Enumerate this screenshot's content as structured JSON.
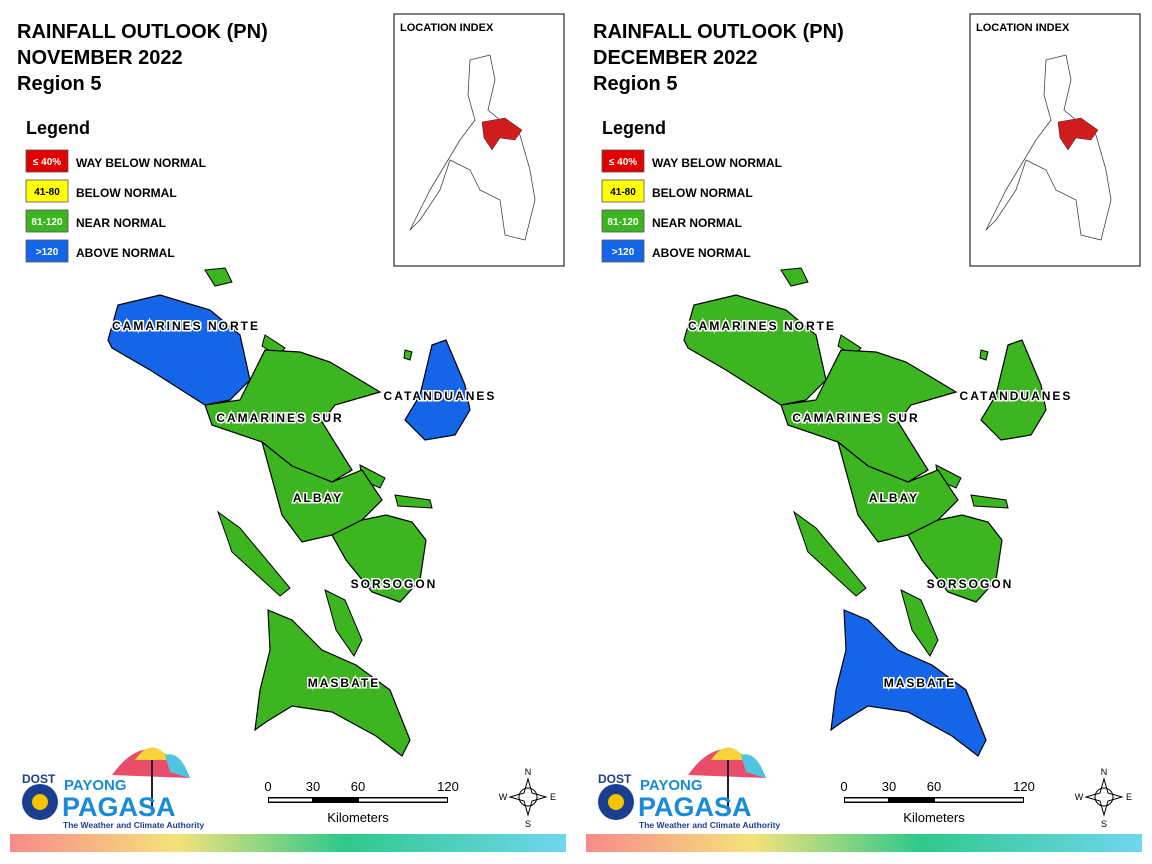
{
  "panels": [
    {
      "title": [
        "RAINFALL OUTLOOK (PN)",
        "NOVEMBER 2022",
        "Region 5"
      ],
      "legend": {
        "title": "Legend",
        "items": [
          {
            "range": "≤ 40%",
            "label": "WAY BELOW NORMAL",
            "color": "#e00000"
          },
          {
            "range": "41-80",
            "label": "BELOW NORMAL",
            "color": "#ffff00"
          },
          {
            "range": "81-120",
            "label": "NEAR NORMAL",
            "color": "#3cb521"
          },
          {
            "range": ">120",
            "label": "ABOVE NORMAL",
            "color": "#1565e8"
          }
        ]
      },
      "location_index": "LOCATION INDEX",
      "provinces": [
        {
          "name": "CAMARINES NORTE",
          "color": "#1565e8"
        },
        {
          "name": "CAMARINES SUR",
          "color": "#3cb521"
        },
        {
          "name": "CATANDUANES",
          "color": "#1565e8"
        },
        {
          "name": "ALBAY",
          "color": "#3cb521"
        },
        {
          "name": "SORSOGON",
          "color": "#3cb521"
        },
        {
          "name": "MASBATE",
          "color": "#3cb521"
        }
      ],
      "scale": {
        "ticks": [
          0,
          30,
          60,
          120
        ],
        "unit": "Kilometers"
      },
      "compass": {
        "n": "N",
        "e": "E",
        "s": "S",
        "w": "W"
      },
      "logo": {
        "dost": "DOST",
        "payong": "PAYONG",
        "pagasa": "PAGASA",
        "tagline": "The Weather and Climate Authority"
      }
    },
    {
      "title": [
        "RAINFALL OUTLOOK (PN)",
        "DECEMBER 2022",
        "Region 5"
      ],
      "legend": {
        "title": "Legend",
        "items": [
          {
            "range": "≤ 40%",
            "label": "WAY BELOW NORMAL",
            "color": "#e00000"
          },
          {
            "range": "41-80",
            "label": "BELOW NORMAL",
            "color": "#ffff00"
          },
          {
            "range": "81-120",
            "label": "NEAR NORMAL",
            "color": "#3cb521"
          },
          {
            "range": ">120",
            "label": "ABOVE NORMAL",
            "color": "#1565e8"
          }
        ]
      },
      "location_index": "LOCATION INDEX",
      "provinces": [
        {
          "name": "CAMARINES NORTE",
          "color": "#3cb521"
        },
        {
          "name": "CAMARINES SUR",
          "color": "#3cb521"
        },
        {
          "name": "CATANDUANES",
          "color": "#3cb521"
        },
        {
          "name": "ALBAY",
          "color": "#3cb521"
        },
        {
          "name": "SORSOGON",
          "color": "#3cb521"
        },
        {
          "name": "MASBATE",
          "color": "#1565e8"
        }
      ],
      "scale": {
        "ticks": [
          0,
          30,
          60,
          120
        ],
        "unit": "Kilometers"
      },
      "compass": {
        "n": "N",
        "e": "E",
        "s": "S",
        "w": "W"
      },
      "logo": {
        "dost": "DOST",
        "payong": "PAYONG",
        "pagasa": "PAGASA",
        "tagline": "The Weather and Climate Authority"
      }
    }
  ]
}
==
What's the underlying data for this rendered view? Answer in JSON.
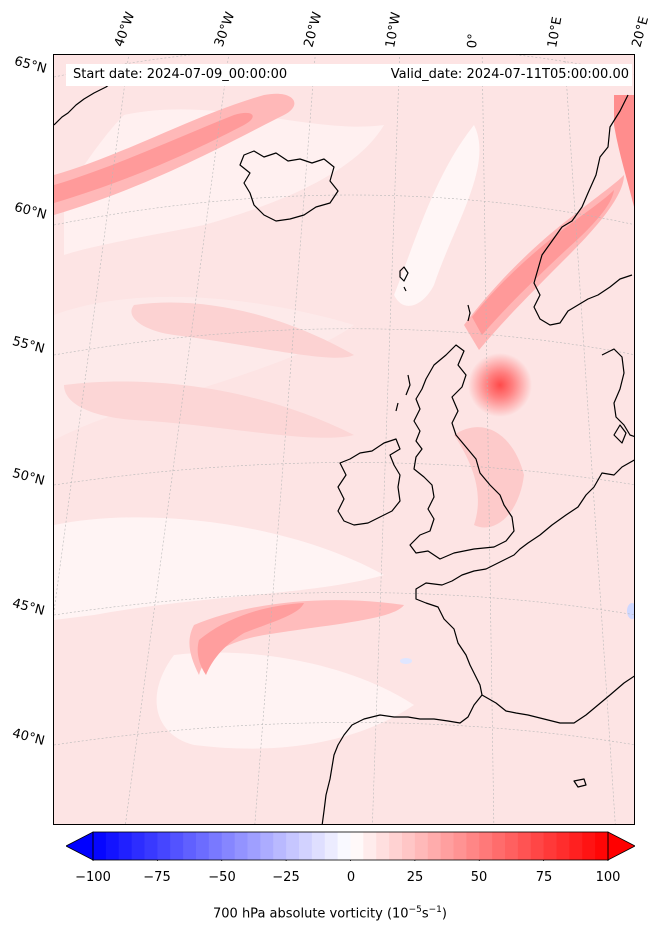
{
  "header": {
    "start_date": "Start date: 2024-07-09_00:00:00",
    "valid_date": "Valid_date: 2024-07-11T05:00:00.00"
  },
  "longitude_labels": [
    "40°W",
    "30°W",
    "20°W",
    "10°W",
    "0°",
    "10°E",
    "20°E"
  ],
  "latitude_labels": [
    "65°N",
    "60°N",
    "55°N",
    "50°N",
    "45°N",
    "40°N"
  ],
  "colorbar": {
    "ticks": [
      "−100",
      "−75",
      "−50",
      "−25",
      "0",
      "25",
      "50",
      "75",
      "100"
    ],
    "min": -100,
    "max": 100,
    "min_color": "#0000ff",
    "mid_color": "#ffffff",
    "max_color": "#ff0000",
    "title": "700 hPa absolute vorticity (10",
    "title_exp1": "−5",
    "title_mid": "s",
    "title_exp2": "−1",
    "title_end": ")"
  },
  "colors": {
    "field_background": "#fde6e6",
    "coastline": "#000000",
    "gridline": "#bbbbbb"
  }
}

▶ _Aim of the exercise_: Filter out every line that lacks the word "this", and copy the rest.

▶ _Task result_:
Enumerate this screenshot's content as structured JSON.
What's the underlying data for this rendered view? Answer in JSON.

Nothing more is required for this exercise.